-- start of INFORMATION GIVEN --
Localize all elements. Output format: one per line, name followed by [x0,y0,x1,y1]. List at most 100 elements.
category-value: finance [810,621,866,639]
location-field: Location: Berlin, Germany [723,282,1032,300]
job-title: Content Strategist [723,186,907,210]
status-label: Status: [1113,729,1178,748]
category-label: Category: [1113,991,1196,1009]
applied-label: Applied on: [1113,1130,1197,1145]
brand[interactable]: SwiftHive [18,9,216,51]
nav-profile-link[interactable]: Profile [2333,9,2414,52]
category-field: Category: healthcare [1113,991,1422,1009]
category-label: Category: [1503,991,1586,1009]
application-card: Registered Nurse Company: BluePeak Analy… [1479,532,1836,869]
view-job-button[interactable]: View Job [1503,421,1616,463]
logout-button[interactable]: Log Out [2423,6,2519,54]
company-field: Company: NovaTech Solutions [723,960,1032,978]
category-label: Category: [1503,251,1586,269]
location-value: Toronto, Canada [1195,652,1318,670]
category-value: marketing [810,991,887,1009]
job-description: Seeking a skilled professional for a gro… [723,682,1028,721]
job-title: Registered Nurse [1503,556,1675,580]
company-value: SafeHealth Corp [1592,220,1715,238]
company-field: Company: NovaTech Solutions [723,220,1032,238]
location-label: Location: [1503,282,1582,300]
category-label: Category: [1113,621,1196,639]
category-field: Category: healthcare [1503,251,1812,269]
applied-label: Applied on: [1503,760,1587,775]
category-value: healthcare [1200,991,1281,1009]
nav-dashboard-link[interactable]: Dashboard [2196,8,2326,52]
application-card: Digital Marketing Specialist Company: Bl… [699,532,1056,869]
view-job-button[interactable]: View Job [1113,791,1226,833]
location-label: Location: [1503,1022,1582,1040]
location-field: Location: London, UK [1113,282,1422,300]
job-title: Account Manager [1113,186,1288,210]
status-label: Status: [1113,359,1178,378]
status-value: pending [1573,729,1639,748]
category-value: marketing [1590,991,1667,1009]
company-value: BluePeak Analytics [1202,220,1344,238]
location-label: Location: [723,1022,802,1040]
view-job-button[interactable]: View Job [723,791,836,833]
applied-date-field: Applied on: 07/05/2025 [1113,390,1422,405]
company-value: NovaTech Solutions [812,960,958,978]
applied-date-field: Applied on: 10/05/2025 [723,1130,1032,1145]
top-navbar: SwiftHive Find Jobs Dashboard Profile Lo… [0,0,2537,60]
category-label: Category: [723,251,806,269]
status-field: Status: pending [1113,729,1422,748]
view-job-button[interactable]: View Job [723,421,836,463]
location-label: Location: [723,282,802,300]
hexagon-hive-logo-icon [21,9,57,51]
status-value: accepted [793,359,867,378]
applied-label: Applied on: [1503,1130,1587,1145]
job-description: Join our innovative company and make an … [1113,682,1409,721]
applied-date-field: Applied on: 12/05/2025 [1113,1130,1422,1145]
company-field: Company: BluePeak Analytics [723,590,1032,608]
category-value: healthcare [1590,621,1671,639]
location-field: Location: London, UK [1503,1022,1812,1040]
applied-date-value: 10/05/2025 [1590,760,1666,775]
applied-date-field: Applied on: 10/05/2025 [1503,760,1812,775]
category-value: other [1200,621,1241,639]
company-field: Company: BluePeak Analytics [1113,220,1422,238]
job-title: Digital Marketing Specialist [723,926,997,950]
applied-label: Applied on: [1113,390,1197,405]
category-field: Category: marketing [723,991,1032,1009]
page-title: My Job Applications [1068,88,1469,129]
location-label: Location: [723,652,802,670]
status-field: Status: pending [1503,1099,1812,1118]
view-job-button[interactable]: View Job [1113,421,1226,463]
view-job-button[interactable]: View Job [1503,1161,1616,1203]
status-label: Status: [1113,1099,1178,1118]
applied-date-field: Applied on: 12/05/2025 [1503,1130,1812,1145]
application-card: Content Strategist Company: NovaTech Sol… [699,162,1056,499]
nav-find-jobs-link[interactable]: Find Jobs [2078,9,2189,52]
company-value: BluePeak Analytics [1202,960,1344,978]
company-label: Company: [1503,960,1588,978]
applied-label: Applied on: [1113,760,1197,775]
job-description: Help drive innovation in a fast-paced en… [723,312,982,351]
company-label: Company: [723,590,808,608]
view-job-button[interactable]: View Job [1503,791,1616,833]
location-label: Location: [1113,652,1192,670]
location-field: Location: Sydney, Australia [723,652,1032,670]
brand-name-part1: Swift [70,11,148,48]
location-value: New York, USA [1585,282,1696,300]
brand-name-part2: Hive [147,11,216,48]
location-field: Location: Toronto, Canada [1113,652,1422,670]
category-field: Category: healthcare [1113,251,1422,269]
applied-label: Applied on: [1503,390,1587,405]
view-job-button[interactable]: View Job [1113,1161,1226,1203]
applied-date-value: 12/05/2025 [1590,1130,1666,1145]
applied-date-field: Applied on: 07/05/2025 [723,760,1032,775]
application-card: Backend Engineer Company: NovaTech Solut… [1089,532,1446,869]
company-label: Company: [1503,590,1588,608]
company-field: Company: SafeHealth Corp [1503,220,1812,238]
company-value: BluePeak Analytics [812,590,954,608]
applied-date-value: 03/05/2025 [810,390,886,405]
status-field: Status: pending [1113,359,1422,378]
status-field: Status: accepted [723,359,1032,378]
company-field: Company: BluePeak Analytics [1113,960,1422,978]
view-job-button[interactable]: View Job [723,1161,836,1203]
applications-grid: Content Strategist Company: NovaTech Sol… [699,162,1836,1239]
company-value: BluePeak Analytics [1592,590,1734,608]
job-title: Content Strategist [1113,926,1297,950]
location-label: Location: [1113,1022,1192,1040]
-- end of INFORMATION GIVEN --
--- TASK REQUIREMENTS ---
Copy every line of the material above word for word, from start to finish.

--- FULL RESPONSE ---
Localize all elements. Output format: one per line, name followed by [x0,y0,x1,y1]. List at most 100 elements.
category-value: finance [810,621,866,639]
location-field: Location: Berlin, Germany [723,282,1032,300]
job-title: Content Strategist [723,186,907,210]
status-label: Status: [1113,729,1178,748]
category-label: Category: [1113,991,1196,1009]
applied-label: Applied on: [1113,1130,1197,1145]
brand[interactable]: SwiftHive [18,9,216,51]
nav-profile-link[interactable]: Profile [2333,9,2414,52]
category-field: Category: healthcare [1113,991,1422,1009]
category-label: Category: [1503,991,1586,1009]
application-card: Registered Nurse Company: BluePeak Analy… [1479,532,1836,869]
view-job-button[interactable]: View Job [1503,421,1616,463]
logout-button[interactable]: Log Out [2423,6,2519,54]
company-field: Company: NovaTech Solutions [723,960,1032,978]
category-label: Category: [1503,251,1586,269]
location-value: Toronto, Canada [1195,652,1318,670]
category-value: marketing [810,991,887,1009]
job-description: Seeking a skilled professional for a gro… [723,682,1028,721]
job-title: Registered Nurse [1503,556,1675,580]
company-value: SafeHealth Corp [1592,220,1715,238]
company-field: Company: NovaTech Solutions [723,220,1032,238]
location-label: Location: [1503,282,1582,300]
category-label: Category: [1113,621,1196,639]
category-field: Category: healthcare [1503,251,1812,269]
applied-label: Applied on: [1503,760,1587,775]
category-value: healthcare [1200,991,1281,1009]
nav-dashboard-link[interactable]: Dashboard [2196,8,2326,52]
application-card: Digital Marketing Specialist Company: Bl… [699,532,1056,869]
view-job-button[interactable]: View Job [1113,791,1226,833]
location-label: Location: [1503,1022,1582,1040]
location-field: Location: London, UK [1113,282,1422,300]
job-title: Account Manager [1113,186,1288,210]
status-label: Status: [1113,359,1178,378]
status-value: pending [1573,729,1639,748]
category-value: marketing [1590,991,1667,1009]
company-value: BluePeak Analytics [1202,220,1344,238]
location-label: Location: [723,1022,802,1040]
view-job-button[interactable]: View Job [723,791,836,833]
applied-date-field: Applied on: 07/05/2025 [1113,390,1422,405]
company-value: NovaTech Solutions [812,960,958,978]
applied-date-field: Applied on: 10/05/2025 [723,1130,1032,1145]
top-navbar: SwiftHive Find Jobs Dashboard Profile Lo… [0,0,2537,60]
category-label: Category: [723,251,806,269]
status-field: Status: pending [1113,729,1422,748]
view-job-button[interactable]: View Job [723,421,836,463]
location-label: Location: [723,282,802,300]
hexagon-hive-logo-icon [21,9,57,51]
status-value: accepted [793,359,867,378]
applied-label: Applied on: [1503,1130,1587,1145]
job-description: Join our innovative company and make an … [1113,682,1409,721]
applied-date-field: Applied on: 12/05/2025 [1113,1130,1422,1145]
company-field: Company: BluePeak Analytics [723,590,1032,608]
category-value: healthcare [1590,621,1671,639]
location-field: Location: London, UK [1503,1022,1812,1040]
applied-date-value: 10/05/2025 [1590,760,1666,775]
applied-date-field: Applied on: 10/05/2025 [1503,760,1812,775]
category-value: other [1200,621,1241,639]
company-field: Company: BluePeak Analytics [1113,220,1422,238]
job-title: Digital Marketing Specialist [723,926,997,950]
applied-label: Applied on: [1113,390,1197,405]
category-field: Category: marketing [723,991,1032,1009]
page-title: My Job Applications [1068,88,1469,129]
location-label: Location: [723,652,802,670]
status-field: Status: pending [1503,1099,1812,1118]
view-job-button[interactable]: View Job [1113,421,1226,463]
view-job-button[interactable]: View Job [1503,1161,1616,1203]
status-label: Status: [1113,1099,1178,1118]
applied-date-field: Applied on: 12/05/2025 [1503,1130,1812,1145]
application-card: Content Strategist Company: NovaTech Sol… [699,162,1056,499]
nav-find-jobs-link[interactable]: Find Jobs [2078,9,2189,52]
company-value: BluePeak Analytics [1202,960,1344,978]
company-label: Company: [1503,960,1588,978]
applied-label: Applied on: [1113,760,1197,775]
job-description: Help drive innovation in a fast-paced en… [723,312,982,351]
company-label: Company: [723,590,808,608]
view-job-button[interactable]: View Job [1503,791,1616,833]
location-label: Location: [1113,652,1192,670]
location-field: Location: Sydney, Australia [723,652,1032,670]
brand-name-part1: Swift [70,11,148,48]
location-value: New York, USA [1585,282,1696,300]
brand-name-part2: Hive [147,11,216,48]
location-field: Location: Toronto, Canada [1113,652,1422,670]
category-field: Category: healthcare [1113,251,1422,269]
applied-label: Applied on: [1503,390,1587,405]
view-job-button[interactable]: View Job [1113,1161,1226,1203]
applied-date-value: 12/05/2025 [1590,1130,1666,1145]
applied-date-field: Applied on: 07/05/2025 [723,760,1032,775]
application-card: Backend Engineer Company: NovaTech Solut… [1089,532,1446,869]
company-label: Company: [1503,590,1588,608]
company-field: Company: SafeHealth Corp [1503,220,1812,238]
company-value: BluePeak Analytics [812,590,954,608]
applied-date-value: 03/05/2025 [810,390,886,405]
status-field: Status: pending [1113,359,1422,378]
status-field: Status: accepted [723,359,1032,378]
company-field: Company: BluePeak Analytics [1113,960,1422,978]
view-job-button[interactable]: View Job [723,1161,836,1203]
applications-grid: Content Strategist Company: NovaTech Sol… [699,162,1836,1239]
company-value: BluePeak Analytics [1592,590,1734,608]
job-title: Content Strategist [1113,926,1297,950]
location-label: Location: [1113,1022,1192,1040]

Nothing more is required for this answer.